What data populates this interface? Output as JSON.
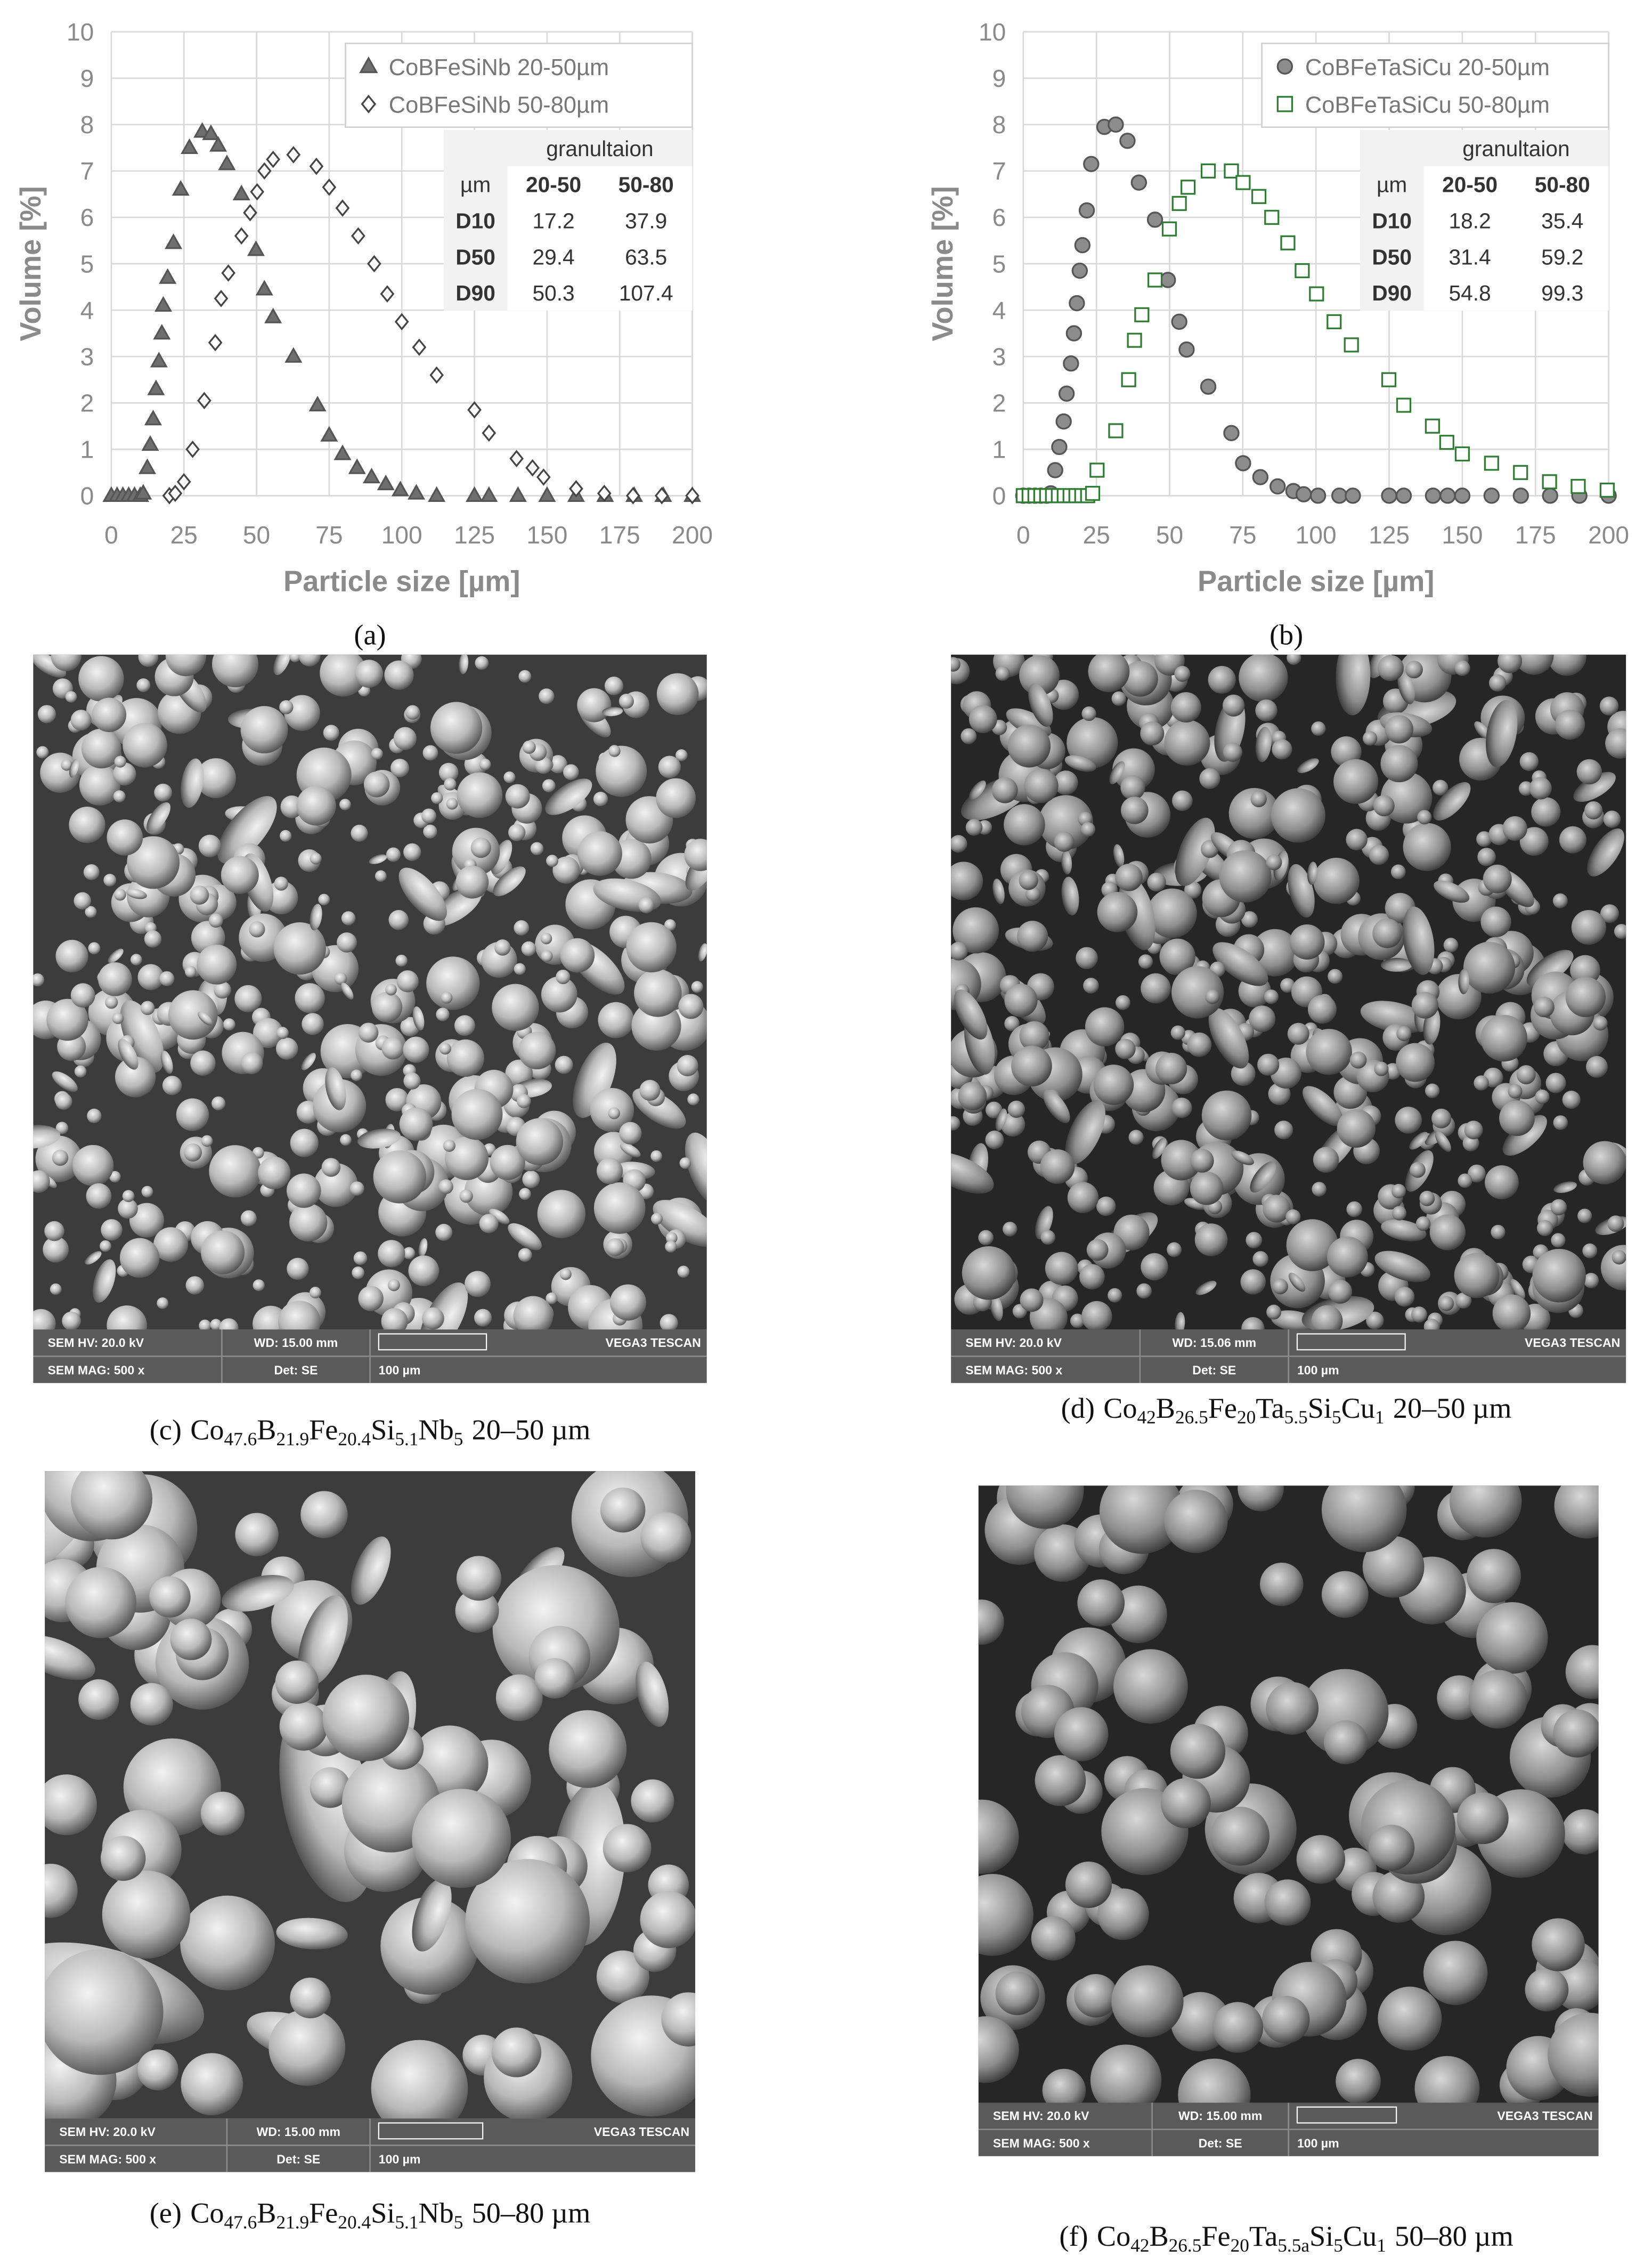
{
  "chart_data": [
    {
      "type": "scatter",
      "panel_label": "(a)",
      "x_label": "Particle size [µm]",
      "y_label": "Volume [%]",
      "xlim": [
        0,
        200
      ],
      "ylim": [
        0,
        10
      ],
      "xticks": [
        0,
        25,
        50,
        75,
        100,
        125,
        150,
        175,
        200
      ],
      "yticks": [
        0,
        1,
        2,
        3,
        4,
        5,
        6,
        7,
        8,
        9,
        10
      ],
      "grid": true,
      "legend": "upper right",
      "series": [
        {
          "name": "CoBFeSiNb 20-50µm",
          "marker": "triangle",
          "color": "#555555",
          "fill": "#6e6e6e",
          "x": [
            0,
            2,
            4,
            6,
            8,
            10,
            11,
            12.4,
            13.4,
            14.4,
            15.4,
            16.4,
            17.4,
            17.9,
            19.4,
            21.4,
            23.9,
            26.9,
            31.3,
            34.3,
            36.8,
            39.8,
            44.8,
            49.8,
            52.7,
            55.7,
            62.7,
            71,
            75,
            79.6,
            84.6,
            89.6,
            94.5,
            99.5,
            105,
            112,
            125,
            130,
            140,
            150,
            160,
            170,
            180,
            190,
            200
          ],
          "values": [
            0,
            0,
            0,
            0,
            0,
            0,
            0.05,
            0.6,
            1.1,
            1.65,
            2.3,
            2.9,
            3.5,
            4.1,
            4.7,
            5.45,
            6.6,
            7.5,
            7.85,
            7.8,
            7.55,
            7.15,
            6.5,
            5.3,
            4.45,
            3.85,
            3.0,
            1.95,
            1.3,
            0.9,
            0.6,
            0.4,
            0.25,
            0.12,
            0.05,
            0,
            0,
            0,
            0,
            0,
            0,
            0,
            0,
            0,
            0
          ]
        },
        {
          "name": "CoBFeSiNb 50-80µm",
          "marker": "diamond",
          "color": "#444444",
          "fill": "#ffffff",
          "x": [
            20,
            22,
            25,
            28,
            32,
            35.8,
            37.8,
            40.3,
            44.8,
            47.8,
            50.2,
            52.7,
            55.7,
            62.7,
            70.6,
            75,
            79.6,
            85,
            90.5,
            95,
            100,
            106,
            112,
            125,
            130,
            139.5,
            145,
            148.8,
            160,
            169.7,
            179.6,
            189.5,
            200
          ],
          "values": [
            0,
            0.05,
            0.3,
            1.0,
            2.05,
            3.3,
            4.25,
            4.8,
            5.6,
            6.1,
            6.55,
            7.0,
            7.25,
            7.35,
            7.1,
            6.65,
            6.2,
            5.6,
            5.0,
            4.35,
            3.75,
            3.2,
            2.6,
            1.85,
            1.35,
            0.8,
            0.6,
            0.4,
            0.15,
            0.05,
            0,
            0,
            0
          ]
        }
      ],
      "table": {
        "title": "granultaion",
        "columns": [
          "µm",
          "20-50",
          "50-80"
        ],
        "rows": [
          [
            "D10",
            17.2,
            37.9
          ],
          [
            "D50",
            29.4,
            63.5
          ],
          [
            "D90",
            50.3,
            107.4
          ]
        ]
      }
    },
    {
      "type": "scatter",
      "panel_label": "(b)",
      "x_label": "Particle size [µm]",
      "y_label": "Volume [%]",
      "xlim": [
        0,
        200
      ],
      "ylim": [
        0,
        10
      ],
      "xticks": [
        0,
        25,
        50,
        75,
        100,
        125,
        150,
        175,
        200
      ],
      "yticks": [
        0,
        1,
        2,
        3,
        4,
        5,
        6,
        7,
        8,
        9,
        10
      ],
      "grid": true,
      "legend": "upper right",
      "series": [
        {
          "name": "CoBFeTaSiCu 20-50µm",
          "marker": "circle",
          "color": "#555555",
          "fill": "#8c8c8c",
          "x": [
            0,
            2,
            4,
            6,
            8,
            9.4,
            10.9,
            12.3,
            13.8,
            14.8,
            16.3,
            17.3,
            18.3,
            19.3,
            20.2,
            21.7,
            23.2,
            27.7,
            31.6,
            35.6,
            39.5,
            45,
            49.4,
            53.3,
            55.8,
            63.2,
            71.1,
            75.1,
            81,
            86.9,
            92.3,
            95.8,
            100.7,
            108,
            112.6,
            125,
            130,
            140,
            145,
            150,
            160,
            170,
            180,
            190,
            200
          ],
          "values": [
            0,
            0,
            0,
            0,
            0,
            0.05,
            0.55,
            1.05,
            1.6,
            2.2,
            2.85,
            3.5,
            4.15,
            4.85,
            5.4,
            6.15,
            7.15,
            7.95,
            8.0,
            7.65,
            6.75,
            5.95,
            4.65,
            3.75,
            3.15,
            2.35,
            1.35,
            0.7,
            0.4,
            0.2,
            0.1,
            0.03,
            0,
            0,
            0,
            0,
            0,
            0,
            0,
            0,
            0,
            0,
            0,
            0,
            0
          ]
        },
        {
          "name": "CoBFeTaSiCu 50-80µm",
          "marker": "square",
          "color": "#2e7d32",
          "fill": "#ffffff",
          "x": [
            0,
            2,
            4,
            6,
            8,
            10,
            12,
            14,
            16,
            18,
            20,
            22,
            23.7,
            25.2,
            31.6,
            36,
            38,
            40.5,
            45,
            49.9,
            53.3,
            56.3,
            63.2,
            71.1,
            75.1,
            80.5,
            84.9,
            90.4,
            95.3,
            100.2,
            106.2,
            112.1,
            124.9,
            130,
            139.8,
            144.7,
            150,
            160,
            169.9,
            179.8,
            189.6,
            199.5
          ],
          "values": [
            0,
            0,
            0,
            0,
            0,
            0,
            0,
            0,
            0,
            0,
            0,
            0,
            0.05,
            0.55,
            1.4,
            2.5,
            3.35,
            3.9,
            4.65,
            5.75,
            6.3,
            6.65,
            7.0,
            7.0,
            6.75,
            6.45,
            6.0,
            5.45,
            4.85,
            4.35,
            3.75,
            3.25,
            2.5,
            1.95,
            1.5,
            1.15,
            0.9,
            0.7,
            0.5,
            0.3,
            0.2,
            0.12
          ]
        }
      ],
      "table": {
        "title": "granultaion",
        "columns": [
          "µm",
          "20-50",
          "50-80"
        ],
        "rows": [
          [
            "D10",
            18.2,
            35.4
          ],
          [
            "D50",
            31.4,
            59.2
          ],
          [
            "D90",
            54.8,
            99.3
          ]
        ]
      }
    }
  ],
  "figures": [
    {
      "label": "(c)",
      "formula": [
        "Co",
        "47.6",
        "B",
        "21.9",
        "Fe",
        "20.4",
        "Si",
        "5.1",
        "Nb",
        "5"
      ],
      "range": "20–50 µm",
      "info": {
        "hv": "SEM HV: 20.0 kV",
        "wd": "WD: 15.00 mm",
        "brand": "VEGA3 TESCAN",
        "mag": "SEM MAG: 500 x",
        "det": "Det: SE",
        "scale": "100 µm"
      }
    },
    {
      "label": "(d)",
      "formula": [
        "Co",
        "42",
        "B",
        "26.5",
        "Fe",
        "20",
        "Ta",
        "5.5",
        "Si",
        "5",
        "Cu",
        "1"
      ],
      "range": "20–50 µm",
      "info": {
        "hv": "SEM HV: 20.0 kV",
        "wd": "WD: 15.06 mm",
        "brand": "VEGA3 TESCAN",
        "mag": "SEM MAG: 500 x",
        "det": "Det: SE",
        "scale": "100 µm"
      }
    },
    {
      "label": "(e)",
      "formula": [
        "Co",
        "47.6",
        "B",
        "21.9",
        "Fe",
        "20.4",
        "Si",
        "5.1",
        "Nb",
        "5"
      ],
      "range": "50–80 µm",
      "info": {
        "hv": "SEM HV: 20.0 kV",
        "wd": "WD: 15.00 mm",
        "brand": "VEGA3 TESCAN",
        "mag": "SEM MAG: 500 x",
        "det": "Det: SE",
        "scale": "100 µm"
      }
    },
    {
      "label": "(f)",
      "formula": [
        "Co",
        "42",
        "B",
        "26.5",
        "Fe",
        "20",
        "Ta",
        "5.5a",
        "Si",
        "5",
        "Cu",
        "1"
      ],
      "range": "50–80 µm",
      "info": {
        "hv": "SEM HV: 20.0 kV",
        "wd": "WD: 15.00 mm",
        "brand": "VEGA3 TESCAN",
        "mag": "SEM MAG: 500 x",
        "det": "Det: SE",
        "scale": "100 µm"
      }
    }
  ]
}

§ §

### What you have to do:
Return every line in the listing that contains the word "color".

### Written reply:
          "color": "#555555",
          "color": "#444444",
          "color": "#555555",
          "color": "#2e7d32",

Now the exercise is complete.